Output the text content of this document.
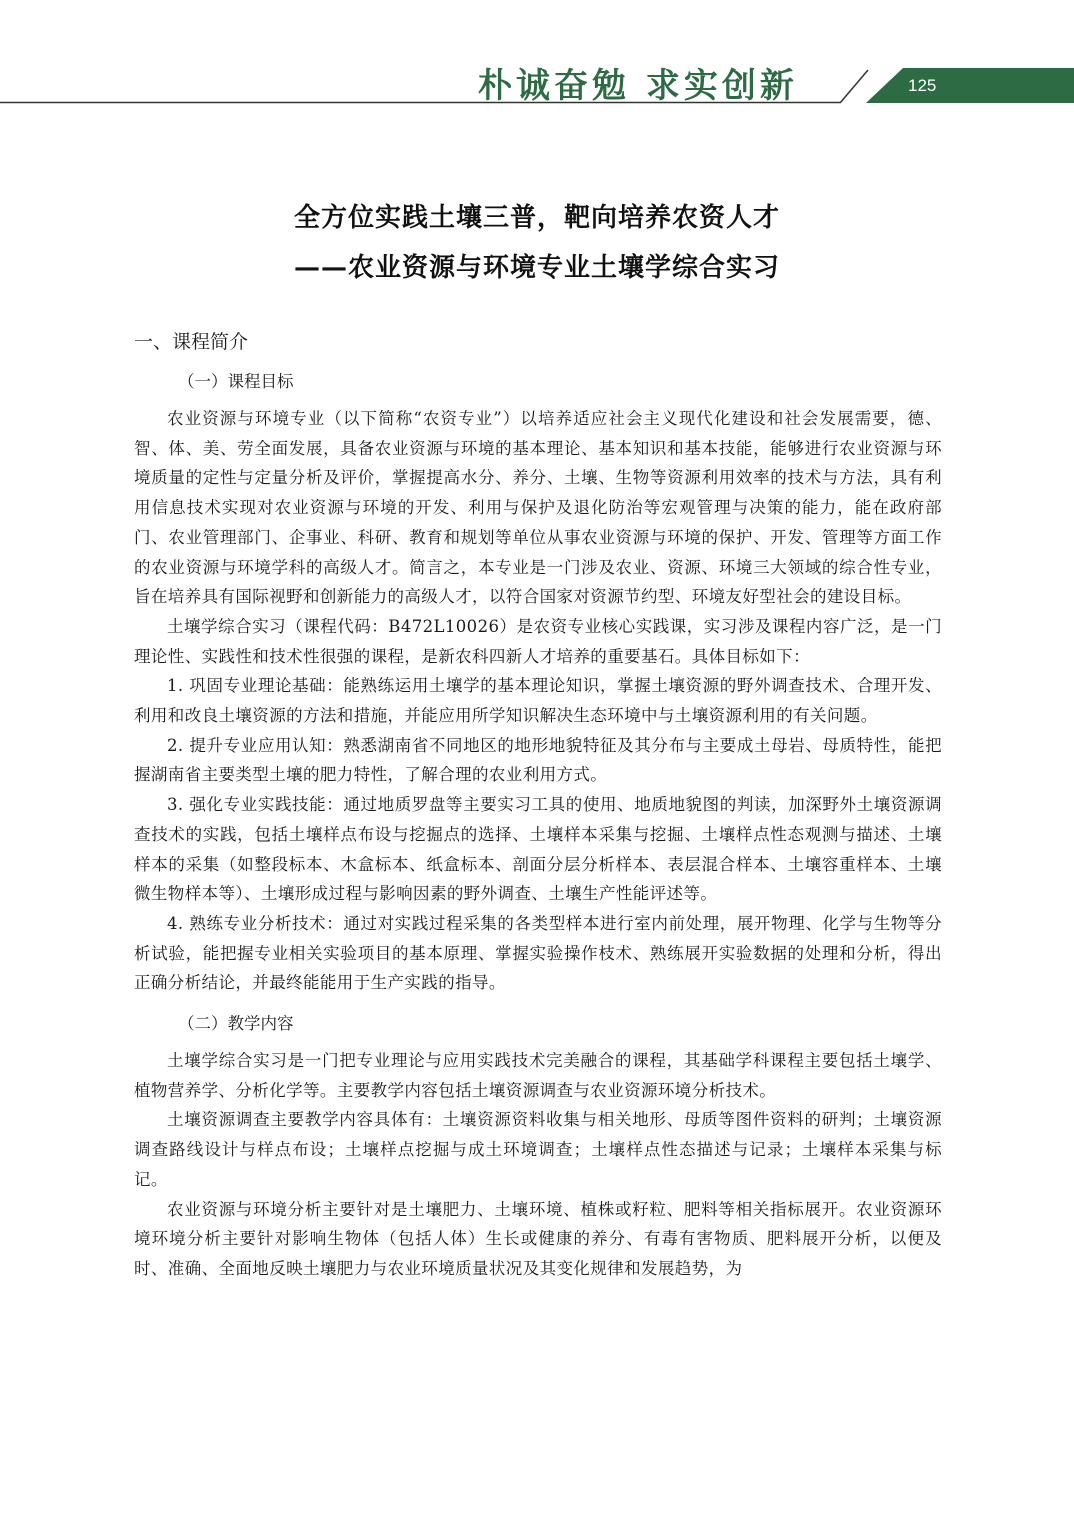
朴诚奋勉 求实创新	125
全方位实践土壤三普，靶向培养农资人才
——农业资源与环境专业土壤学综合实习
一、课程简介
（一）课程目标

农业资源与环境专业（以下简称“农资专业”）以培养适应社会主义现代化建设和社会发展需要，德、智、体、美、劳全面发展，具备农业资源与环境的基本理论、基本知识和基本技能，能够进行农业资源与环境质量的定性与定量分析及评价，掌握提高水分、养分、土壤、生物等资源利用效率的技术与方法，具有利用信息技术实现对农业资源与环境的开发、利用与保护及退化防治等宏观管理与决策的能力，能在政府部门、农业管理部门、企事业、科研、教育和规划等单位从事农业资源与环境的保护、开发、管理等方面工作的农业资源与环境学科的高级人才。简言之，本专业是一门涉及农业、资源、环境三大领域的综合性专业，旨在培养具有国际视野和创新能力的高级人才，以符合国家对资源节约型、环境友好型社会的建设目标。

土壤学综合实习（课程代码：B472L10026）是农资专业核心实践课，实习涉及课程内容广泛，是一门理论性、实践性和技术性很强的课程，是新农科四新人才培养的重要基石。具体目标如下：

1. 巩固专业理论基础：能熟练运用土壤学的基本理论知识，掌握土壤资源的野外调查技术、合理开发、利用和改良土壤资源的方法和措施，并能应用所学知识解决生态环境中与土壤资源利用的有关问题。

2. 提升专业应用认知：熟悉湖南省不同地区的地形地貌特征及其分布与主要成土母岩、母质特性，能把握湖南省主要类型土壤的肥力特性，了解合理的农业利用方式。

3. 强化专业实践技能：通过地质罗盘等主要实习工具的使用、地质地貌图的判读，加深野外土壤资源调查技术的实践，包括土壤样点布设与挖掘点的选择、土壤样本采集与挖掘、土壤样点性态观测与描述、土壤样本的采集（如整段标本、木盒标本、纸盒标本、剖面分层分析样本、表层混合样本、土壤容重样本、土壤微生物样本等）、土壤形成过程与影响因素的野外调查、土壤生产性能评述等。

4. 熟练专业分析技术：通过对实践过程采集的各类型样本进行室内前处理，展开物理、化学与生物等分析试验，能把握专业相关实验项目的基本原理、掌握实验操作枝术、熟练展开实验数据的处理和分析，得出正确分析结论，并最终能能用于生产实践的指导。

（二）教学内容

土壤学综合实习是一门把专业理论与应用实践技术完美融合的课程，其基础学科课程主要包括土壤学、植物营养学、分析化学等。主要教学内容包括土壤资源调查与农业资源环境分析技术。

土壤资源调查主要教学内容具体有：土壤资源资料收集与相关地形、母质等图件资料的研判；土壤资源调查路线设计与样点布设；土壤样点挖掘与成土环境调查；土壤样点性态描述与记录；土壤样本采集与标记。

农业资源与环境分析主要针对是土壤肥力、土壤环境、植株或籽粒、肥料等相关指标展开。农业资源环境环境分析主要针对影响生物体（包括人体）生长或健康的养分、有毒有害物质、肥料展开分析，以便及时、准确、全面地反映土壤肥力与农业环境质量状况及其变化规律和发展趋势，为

-------

Instruction — Send back the data above word for word, with the pictures left out.

Correct answer —
Output the text content of this document.
朴诚奋勉 求实创新	125
全方位实践土壤三普，靶向培养农资人才
——农业资源与环境专业土壤学综合实习
一、课程简介
（一）课程目标

农业资源与环境专业（以下简称“农资专业”）以培养适应社会主义现代化建设和社会发展需要，德、智、体、美、劳全面发展，具备农业资源与环境的基本理论、基本知识和基本技能，能够进行农业资源与环境质量的定性与定量分析及评价，掌握提高水分、养分、土壤、生物等资源利用效率的技术与方法，具有利用信息技术实现对农业资源与环境的开发、利用与保护及退化防治等宏观管理与决策的能力，能在政府部门、农业管理部门、企事业、科研、教育和规划等单位从事农业资源与环境的保护、开发、管理等方面工作的农业资源与环境学科的高级人才。简言之，本专业是一门涉及农业、资源、环境三大领域的综合性专业，旨在培养具有国际视野和创新能力的高级人才，以符合国家对资源节约型、环境友好型社会的建设目标。

土壤学综合实习（课程代码：B472L10026）是农资专业核心实践课，实习涉及课程内容广泛，是一门理论性、实践性和技术性很强的课程，是新农科四新人才培养的重要基石。具体目标如下：

1. 巩固专业理论基础：能熟练运用土壤学的基本理论知识，掌握土壤资源的野外调查技术、合理开发、利用和改良土壤资源的方法和措施，并能应用所学知识解决生态环境中与土壤资源利用的有关问题。

2. 提升专业应用认知：熟悉湖南省不同地区的地形地貌特征及其分布与主要成土母岩、母质特性，能把握湖南省主要类型土壤的肥力特性，了解合理的农业利用方式。

3. 强化专业实践技能：通过地质罗盘等主要实习工具的使用、地质地貌图的判读，加深野外土壤资源调查技术的实践，包括土壤样点布设与挖掘点的选择、土壤样本采集与挖掘、土壤样点性态观测与描述、土壤样本的采集（如整段标本、木盒标本、纸盒标本、剖面分层分析样本、表层混合样本、土壤容重样本、土壤微生物样本等）、土壤形成过程与影响因素的野外调查、土壤生产性能评述等。

4. 熟练专业分析技术：通过对实践过程采集的各类型样本进行室内前处理，展开物理、化学与生物等分析试验，能把握专业相关实验项目的基本原理、掌握实验操作枝术、熟练展开实验数据的处理和分析，得出正确分析结论，并最终能能用于生产实践的指导。

（二）教学内容

土壤学综合实习是一门把专业理论与应用实践技术完美融合的课程，其基础学科课程主要包括土壤学、植物营养学、分析化学等。主要教学内容包括土壤资源调查与农业资源环境分析技术。

土壤资源调查主要教学内容具体有：土壤资源资料收集与相关地形、母质等图件资料的研判；土壤资源调查路线设计与样点布设；土壤样点挖掘与成土环境调查；土壤样点性态描述与记录；土壤样本采集与标记。

农业资源与环境分析主要针对是土壤肥力、土壤环境、植株或籽粒、肥料等相关指标展开。农业资源环境环境分析主要针对影响生物体（包括人体）生长或健康的养分、有毒有害物质、肥料展开分析，以便及时、准确、全面地反映土壤肥力与农业环境质量状况及其变化规律和发展趋势，为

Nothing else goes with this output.